===== Task material =====

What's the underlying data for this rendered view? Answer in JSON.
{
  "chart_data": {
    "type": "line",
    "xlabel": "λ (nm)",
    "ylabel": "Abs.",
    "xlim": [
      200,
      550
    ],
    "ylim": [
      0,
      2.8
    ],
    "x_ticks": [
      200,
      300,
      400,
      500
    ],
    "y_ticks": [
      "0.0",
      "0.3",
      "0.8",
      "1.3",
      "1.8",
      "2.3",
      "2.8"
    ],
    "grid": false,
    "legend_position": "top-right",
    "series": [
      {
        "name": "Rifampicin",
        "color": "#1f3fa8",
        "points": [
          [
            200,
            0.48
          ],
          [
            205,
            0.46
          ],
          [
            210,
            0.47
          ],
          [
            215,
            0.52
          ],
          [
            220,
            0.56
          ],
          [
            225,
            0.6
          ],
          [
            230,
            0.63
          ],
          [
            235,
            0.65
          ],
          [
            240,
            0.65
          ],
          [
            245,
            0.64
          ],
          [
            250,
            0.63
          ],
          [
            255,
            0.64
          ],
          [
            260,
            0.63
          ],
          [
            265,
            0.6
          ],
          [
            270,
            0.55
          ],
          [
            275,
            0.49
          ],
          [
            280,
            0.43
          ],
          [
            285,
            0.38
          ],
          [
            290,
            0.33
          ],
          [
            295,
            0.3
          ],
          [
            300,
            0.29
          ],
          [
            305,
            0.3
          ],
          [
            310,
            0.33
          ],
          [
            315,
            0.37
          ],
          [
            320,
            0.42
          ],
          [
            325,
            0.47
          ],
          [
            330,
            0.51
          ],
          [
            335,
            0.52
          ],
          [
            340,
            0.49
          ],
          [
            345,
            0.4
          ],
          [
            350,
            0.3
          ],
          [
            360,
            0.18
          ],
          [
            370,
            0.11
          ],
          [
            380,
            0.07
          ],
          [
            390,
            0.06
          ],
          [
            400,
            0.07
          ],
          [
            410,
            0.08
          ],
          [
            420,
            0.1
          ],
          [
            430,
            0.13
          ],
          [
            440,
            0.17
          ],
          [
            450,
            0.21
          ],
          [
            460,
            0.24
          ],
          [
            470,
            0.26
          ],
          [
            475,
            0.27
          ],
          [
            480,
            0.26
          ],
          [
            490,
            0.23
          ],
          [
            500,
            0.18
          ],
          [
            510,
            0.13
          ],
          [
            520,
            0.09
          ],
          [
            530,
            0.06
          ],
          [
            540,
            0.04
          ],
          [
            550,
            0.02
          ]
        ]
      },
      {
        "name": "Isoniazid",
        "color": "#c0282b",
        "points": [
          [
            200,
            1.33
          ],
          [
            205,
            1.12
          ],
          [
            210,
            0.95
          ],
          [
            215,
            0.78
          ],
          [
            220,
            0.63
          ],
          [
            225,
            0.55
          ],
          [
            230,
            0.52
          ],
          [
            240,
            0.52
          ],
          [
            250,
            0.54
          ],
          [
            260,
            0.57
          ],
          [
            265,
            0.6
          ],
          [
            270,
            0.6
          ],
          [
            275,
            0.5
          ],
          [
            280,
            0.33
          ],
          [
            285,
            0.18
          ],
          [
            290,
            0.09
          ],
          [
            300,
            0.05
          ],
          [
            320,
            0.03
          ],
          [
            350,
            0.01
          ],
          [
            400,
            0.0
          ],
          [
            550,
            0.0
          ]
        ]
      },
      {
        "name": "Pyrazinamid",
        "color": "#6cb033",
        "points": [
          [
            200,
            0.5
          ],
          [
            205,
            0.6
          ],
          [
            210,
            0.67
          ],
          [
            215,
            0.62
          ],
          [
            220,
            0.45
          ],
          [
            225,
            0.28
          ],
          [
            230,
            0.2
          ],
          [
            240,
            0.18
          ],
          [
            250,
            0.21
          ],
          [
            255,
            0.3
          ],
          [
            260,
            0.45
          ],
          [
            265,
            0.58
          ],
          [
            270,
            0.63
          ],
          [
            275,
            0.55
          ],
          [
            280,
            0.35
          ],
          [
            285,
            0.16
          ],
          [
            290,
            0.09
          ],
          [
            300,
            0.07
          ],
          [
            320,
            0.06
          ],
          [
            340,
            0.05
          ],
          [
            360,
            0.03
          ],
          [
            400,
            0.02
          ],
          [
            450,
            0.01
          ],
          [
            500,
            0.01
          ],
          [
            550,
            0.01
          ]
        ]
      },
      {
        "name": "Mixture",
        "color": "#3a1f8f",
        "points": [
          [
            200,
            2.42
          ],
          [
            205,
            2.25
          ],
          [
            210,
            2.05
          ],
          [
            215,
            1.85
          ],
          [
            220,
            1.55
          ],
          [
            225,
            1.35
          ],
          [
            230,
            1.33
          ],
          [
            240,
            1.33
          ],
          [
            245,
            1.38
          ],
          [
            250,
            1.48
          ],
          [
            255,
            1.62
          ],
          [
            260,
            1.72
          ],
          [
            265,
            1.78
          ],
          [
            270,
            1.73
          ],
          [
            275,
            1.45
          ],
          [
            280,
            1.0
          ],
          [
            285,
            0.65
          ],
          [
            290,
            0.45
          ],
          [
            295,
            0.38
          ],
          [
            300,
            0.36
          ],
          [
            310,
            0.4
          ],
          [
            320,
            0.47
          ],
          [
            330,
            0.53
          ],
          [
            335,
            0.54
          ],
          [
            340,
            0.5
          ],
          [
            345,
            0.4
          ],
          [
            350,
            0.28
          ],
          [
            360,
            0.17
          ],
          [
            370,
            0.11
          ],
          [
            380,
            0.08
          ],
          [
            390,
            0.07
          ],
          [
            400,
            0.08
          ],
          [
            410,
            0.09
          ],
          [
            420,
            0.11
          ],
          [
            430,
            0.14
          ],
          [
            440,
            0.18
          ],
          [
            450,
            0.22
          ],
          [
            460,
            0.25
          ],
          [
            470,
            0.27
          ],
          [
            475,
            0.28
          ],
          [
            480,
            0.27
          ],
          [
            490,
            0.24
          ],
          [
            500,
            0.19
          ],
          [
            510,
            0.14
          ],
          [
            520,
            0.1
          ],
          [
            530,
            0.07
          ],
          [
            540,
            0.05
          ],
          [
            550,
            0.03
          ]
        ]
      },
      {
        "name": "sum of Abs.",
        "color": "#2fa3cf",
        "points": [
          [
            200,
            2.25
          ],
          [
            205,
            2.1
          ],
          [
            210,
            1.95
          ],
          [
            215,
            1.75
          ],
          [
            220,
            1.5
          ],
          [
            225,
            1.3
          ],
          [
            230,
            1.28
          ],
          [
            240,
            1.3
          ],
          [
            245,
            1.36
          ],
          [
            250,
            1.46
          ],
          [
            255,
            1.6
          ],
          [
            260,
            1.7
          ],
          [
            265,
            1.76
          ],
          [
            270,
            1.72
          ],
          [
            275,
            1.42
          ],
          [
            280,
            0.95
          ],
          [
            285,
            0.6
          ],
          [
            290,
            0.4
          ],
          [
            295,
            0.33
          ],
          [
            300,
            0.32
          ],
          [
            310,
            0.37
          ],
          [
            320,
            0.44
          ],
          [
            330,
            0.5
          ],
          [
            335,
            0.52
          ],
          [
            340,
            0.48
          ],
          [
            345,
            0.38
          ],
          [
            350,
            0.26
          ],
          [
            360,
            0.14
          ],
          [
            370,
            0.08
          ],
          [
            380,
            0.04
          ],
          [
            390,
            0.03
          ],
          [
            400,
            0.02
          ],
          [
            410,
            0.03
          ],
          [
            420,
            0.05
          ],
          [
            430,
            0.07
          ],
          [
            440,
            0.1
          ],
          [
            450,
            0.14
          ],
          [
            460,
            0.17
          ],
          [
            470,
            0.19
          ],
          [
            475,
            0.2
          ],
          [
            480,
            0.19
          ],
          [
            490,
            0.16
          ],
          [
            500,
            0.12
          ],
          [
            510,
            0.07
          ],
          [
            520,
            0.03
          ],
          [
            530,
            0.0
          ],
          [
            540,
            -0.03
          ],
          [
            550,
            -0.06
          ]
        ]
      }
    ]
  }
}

=====

Aim of the exercise: Go through the preceding material and copy each line that has the word "name".

Exercise output:
        "name": "Rifampicin",
        "name": "Isoniazid",
        "name": "Pyrazinamid",
        "name": "Mixture",
        "name": "sum of Abs.",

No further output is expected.